[Records that describe figures]
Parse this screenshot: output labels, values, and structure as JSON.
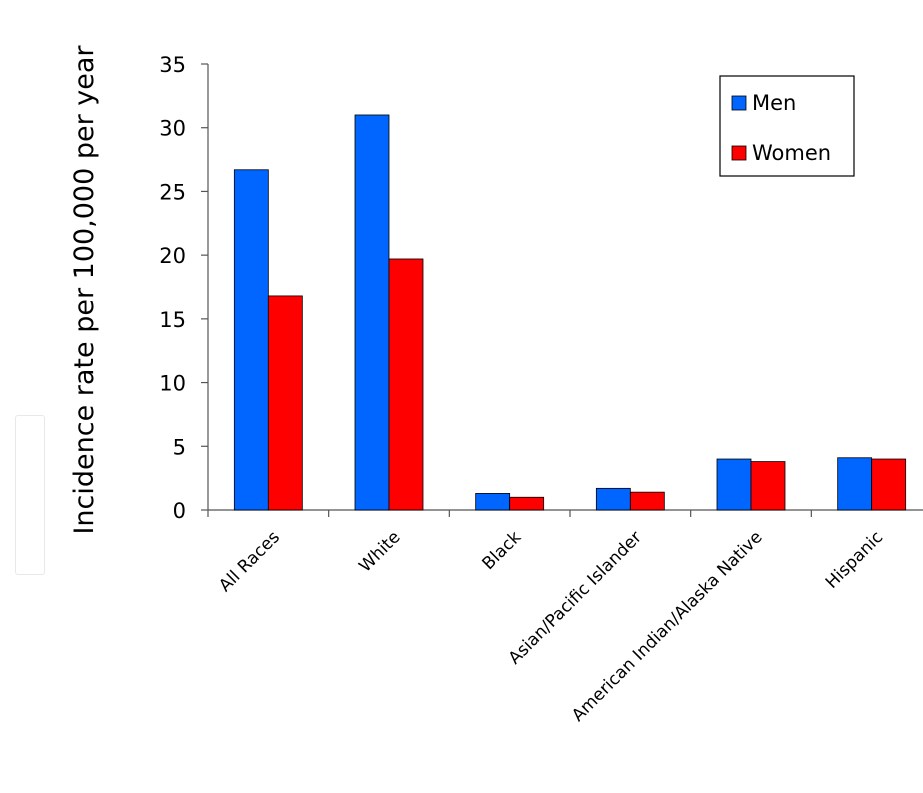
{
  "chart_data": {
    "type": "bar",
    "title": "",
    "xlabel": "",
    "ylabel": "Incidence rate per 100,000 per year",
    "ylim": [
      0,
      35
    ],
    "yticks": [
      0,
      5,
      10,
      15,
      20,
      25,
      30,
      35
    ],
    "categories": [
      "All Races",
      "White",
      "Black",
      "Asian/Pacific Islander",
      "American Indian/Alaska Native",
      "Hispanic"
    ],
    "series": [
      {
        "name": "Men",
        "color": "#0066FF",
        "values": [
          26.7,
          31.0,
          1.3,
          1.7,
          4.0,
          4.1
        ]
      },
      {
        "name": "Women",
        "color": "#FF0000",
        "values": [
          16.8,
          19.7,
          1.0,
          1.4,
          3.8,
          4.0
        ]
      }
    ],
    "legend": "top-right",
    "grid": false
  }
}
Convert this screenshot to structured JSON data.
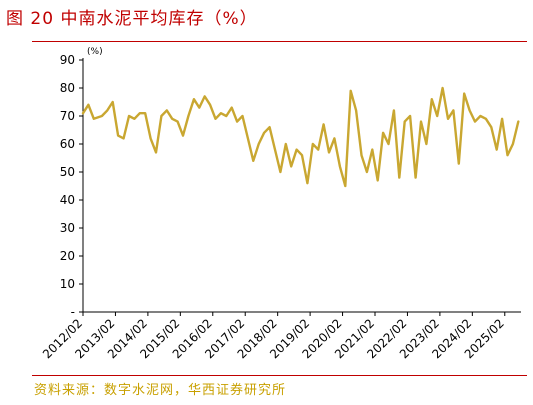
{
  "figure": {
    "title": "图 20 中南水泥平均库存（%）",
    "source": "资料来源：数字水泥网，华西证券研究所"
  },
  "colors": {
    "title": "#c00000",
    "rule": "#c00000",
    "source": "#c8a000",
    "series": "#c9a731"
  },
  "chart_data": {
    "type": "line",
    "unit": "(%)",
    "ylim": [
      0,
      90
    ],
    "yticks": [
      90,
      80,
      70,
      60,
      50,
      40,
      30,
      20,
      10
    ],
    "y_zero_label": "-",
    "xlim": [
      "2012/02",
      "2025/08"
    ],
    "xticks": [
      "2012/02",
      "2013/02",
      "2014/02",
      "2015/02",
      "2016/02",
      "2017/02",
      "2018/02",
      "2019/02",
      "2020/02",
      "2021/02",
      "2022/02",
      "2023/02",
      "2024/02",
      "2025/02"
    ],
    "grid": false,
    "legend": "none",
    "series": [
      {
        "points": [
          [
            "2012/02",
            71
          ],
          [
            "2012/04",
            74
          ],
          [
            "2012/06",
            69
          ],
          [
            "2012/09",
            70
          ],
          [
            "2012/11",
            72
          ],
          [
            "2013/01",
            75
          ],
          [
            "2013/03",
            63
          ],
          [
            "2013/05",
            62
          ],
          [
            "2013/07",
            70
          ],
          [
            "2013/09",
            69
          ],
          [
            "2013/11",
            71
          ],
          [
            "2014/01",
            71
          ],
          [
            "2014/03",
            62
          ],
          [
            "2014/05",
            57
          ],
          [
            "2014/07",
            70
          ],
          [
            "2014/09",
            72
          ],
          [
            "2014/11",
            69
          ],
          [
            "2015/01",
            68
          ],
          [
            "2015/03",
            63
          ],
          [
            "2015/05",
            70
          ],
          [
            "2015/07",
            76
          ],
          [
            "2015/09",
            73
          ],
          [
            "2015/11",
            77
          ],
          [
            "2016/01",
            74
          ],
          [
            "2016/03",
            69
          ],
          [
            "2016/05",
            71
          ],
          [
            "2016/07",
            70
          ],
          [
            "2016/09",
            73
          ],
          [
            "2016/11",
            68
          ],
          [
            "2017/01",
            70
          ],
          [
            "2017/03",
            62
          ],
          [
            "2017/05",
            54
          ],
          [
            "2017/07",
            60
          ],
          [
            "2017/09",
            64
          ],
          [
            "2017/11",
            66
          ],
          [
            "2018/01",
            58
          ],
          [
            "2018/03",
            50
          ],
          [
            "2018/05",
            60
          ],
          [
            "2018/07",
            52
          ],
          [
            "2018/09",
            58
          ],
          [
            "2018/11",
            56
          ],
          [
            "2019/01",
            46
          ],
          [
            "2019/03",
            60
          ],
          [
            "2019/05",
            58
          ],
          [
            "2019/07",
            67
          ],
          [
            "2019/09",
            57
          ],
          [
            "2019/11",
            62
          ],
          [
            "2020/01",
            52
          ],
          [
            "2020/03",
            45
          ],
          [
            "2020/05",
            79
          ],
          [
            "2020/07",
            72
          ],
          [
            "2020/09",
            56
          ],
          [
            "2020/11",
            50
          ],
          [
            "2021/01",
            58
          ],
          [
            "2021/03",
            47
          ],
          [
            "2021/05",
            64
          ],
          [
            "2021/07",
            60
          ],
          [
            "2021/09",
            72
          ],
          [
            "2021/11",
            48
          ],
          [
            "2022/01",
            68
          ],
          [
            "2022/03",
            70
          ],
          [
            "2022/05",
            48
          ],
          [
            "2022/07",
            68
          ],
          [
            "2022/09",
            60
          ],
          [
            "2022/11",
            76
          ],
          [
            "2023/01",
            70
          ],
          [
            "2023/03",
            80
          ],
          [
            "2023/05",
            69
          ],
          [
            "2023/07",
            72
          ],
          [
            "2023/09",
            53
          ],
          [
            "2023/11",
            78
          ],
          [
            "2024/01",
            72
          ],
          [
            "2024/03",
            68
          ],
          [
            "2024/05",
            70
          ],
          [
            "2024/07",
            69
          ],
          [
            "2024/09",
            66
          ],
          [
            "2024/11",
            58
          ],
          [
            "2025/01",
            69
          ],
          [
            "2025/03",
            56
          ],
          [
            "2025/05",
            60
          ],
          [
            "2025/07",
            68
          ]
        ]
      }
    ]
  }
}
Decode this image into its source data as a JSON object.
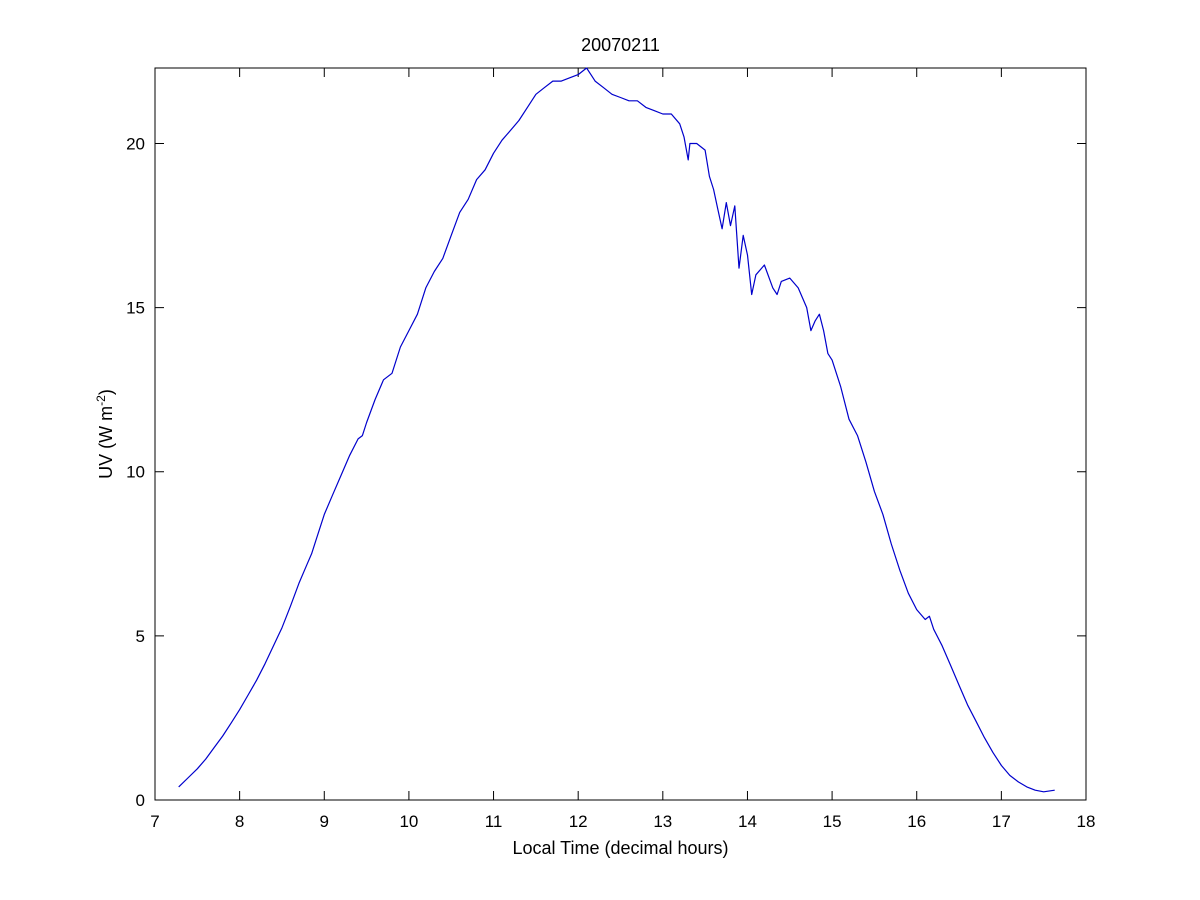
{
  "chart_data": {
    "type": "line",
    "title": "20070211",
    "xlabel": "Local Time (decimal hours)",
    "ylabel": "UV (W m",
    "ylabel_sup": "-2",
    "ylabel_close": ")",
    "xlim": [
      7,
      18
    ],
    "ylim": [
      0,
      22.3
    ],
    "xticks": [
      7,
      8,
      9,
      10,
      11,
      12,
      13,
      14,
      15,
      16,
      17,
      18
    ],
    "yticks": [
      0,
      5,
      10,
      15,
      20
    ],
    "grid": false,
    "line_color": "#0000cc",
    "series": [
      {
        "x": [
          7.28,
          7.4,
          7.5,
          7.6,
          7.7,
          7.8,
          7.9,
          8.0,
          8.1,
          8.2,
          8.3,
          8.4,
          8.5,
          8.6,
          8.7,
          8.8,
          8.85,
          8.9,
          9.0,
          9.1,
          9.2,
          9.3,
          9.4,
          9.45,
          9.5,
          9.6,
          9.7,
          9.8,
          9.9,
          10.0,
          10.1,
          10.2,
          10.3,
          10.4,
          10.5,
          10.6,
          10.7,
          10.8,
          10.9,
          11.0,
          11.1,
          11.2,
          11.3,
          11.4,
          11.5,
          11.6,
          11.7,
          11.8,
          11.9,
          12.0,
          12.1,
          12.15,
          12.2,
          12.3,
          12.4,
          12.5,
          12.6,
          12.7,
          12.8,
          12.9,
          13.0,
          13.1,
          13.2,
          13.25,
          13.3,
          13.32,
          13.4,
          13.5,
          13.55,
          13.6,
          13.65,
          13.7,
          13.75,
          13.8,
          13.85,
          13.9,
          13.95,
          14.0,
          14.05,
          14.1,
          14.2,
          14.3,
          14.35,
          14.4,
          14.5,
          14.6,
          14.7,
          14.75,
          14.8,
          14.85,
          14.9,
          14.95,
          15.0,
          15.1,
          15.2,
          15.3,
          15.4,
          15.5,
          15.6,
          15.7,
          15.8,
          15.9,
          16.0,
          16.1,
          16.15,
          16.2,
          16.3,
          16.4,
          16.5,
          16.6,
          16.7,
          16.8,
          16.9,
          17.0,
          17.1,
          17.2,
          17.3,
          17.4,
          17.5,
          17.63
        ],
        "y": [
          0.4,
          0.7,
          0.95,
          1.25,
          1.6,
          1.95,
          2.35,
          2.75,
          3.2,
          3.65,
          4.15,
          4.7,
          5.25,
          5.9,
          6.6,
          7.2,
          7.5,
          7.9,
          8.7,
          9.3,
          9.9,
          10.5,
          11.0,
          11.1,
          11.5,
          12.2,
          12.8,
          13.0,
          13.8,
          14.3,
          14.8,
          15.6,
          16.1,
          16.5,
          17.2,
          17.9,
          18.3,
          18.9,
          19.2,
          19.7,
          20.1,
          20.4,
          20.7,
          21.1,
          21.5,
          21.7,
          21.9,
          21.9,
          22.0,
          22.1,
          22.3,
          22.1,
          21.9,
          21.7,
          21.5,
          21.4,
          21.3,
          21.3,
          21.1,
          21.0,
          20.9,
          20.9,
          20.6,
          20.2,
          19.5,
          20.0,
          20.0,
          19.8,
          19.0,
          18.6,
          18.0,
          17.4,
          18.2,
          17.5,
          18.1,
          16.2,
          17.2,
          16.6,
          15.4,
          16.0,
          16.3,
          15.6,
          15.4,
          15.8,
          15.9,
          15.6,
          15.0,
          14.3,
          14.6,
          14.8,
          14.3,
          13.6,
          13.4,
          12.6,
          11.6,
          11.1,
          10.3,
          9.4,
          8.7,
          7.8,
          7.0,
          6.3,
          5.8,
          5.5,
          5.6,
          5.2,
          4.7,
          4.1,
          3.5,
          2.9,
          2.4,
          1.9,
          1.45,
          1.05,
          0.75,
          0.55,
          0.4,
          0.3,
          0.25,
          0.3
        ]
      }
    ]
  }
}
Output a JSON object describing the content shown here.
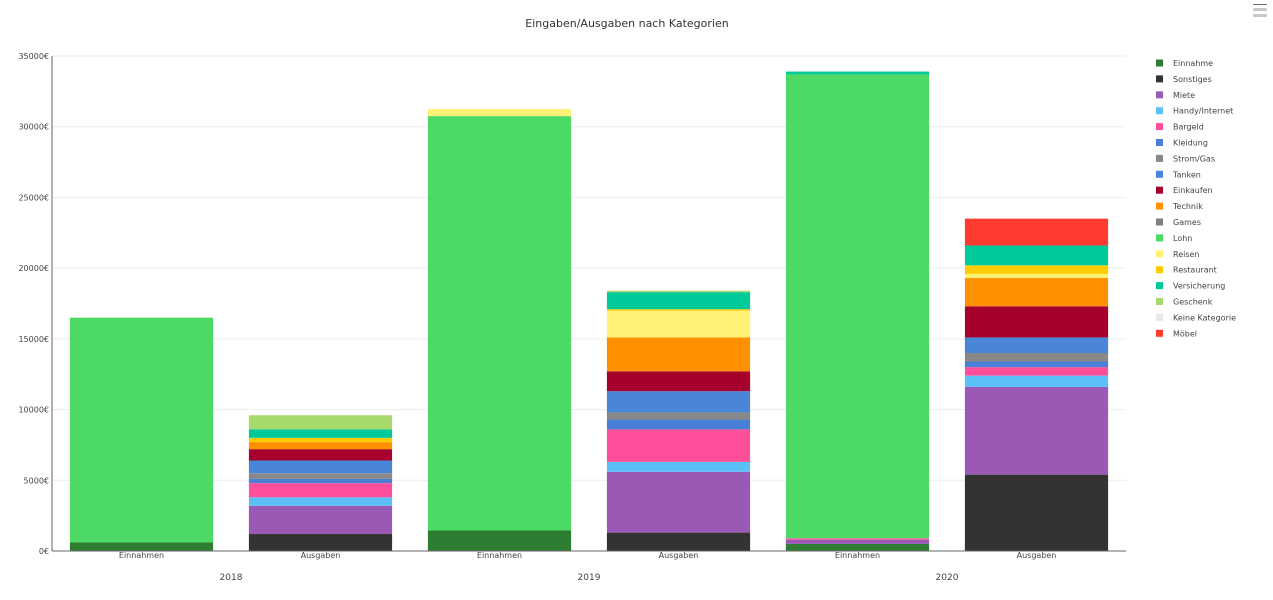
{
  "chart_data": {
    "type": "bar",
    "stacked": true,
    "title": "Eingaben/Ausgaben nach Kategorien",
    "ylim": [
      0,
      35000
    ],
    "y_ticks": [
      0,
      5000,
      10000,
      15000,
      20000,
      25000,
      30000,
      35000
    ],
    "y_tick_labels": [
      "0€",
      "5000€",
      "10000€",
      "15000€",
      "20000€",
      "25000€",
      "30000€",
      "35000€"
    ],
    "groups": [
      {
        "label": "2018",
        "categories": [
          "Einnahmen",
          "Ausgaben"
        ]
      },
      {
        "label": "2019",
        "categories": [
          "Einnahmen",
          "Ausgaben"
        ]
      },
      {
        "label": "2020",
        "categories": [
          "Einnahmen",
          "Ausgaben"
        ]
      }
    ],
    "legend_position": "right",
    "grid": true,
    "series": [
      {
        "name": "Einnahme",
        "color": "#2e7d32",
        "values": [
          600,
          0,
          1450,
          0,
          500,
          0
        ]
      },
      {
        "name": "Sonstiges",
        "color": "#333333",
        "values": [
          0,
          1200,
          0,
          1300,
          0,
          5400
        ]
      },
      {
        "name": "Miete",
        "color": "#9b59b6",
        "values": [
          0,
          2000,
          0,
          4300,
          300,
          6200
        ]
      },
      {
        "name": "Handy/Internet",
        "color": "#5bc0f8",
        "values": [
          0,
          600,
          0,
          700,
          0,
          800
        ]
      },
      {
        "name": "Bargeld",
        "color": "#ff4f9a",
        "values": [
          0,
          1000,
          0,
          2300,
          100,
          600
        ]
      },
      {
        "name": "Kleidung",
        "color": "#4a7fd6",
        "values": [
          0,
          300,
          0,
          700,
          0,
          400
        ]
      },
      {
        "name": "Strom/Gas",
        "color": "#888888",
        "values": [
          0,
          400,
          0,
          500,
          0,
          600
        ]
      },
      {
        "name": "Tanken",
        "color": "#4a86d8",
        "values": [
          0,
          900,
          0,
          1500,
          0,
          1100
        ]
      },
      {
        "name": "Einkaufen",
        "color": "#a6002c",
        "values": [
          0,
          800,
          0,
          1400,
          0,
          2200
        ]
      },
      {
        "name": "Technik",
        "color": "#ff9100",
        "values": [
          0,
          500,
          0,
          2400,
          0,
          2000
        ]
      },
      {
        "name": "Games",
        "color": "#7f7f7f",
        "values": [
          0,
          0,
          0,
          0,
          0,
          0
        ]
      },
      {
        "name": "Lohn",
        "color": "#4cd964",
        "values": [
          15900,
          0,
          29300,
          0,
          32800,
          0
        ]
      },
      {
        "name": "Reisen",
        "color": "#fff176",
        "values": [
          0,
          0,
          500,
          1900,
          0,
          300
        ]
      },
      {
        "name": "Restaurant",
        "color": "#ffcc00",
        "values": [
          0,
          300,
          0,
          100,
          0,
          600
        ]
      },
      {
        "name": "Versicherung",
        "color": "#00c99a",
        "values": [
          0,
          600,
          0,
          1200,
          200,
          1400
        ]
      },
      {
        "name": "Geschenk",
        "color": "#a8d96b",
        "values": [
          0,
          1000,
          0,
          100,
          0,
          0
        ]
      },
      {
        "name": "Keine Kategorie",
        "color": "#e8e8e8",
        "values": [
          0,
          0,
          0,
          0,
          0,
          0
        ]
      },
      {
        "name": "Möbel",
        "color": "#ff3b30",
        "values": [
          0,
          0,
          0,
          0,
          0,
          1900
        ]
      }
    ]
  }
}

INSTRUCTIONS FOR THE TASK: Search the entries for the word "JSON" and copy every line that has it.

CORRECT RESPONSE:
Parse this screenshot: output labels, values, and structure as JSON.
Convert this screenshot to structured JSON data.
Decode this image into its source data as a JSON object.
Output a JSON object describing the content shown here.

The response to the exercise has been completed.